= Written instruction =
Identify all lines in the data containing the string "value". Copy them out.
════════
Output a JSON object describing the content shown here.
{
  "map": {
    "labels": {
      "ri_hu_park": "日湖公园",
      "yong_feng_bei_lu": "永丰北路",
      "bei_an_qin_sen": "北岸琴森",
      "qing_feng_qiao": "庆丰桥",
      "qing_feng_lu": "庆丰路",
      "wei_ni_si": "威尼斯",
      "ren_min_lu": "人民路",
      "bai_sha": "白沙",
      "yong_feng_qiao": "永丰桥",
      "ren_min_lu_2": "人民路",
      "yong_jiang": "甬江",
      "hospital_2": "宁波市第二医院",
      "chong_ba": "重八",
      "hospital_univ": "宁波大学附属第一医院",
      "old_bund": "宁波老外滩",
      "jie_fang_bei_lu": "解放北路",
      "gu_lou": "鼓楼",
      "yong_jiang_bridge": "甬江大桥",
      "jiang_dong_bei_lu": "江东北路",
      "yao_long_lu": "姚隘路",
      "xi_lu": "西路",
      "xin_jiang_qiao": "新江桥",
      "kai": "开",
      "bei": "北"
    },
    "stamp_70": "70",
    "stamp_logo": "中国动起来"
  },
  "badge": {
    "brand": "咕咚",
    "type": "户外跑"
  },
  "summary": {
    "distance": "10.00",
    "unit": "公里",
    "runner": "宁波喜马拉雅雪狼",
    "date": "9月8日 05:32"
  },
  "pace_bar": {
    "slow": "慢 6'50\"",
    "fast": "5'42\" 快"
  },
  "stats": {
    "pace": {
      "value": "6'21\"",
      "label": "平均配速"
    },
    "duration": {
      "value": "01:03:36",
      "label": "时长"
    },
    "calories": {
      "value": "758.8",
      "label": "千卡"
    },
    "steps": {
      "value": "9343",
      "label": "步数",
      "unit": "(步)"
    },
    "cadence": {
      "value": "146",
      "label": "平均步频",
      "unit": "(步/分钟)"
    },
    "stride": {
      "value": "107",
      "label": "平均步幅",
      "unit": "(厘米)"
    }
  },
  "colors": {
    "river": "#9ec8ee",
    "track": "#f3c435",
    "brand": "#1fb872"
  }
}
════════
= Output for this exercise =
      "value": "6'21\"",
      "value": "01:03:36",
      "value": "758.8",
      "value": "9343",
      "value": "146",
      "value": "107",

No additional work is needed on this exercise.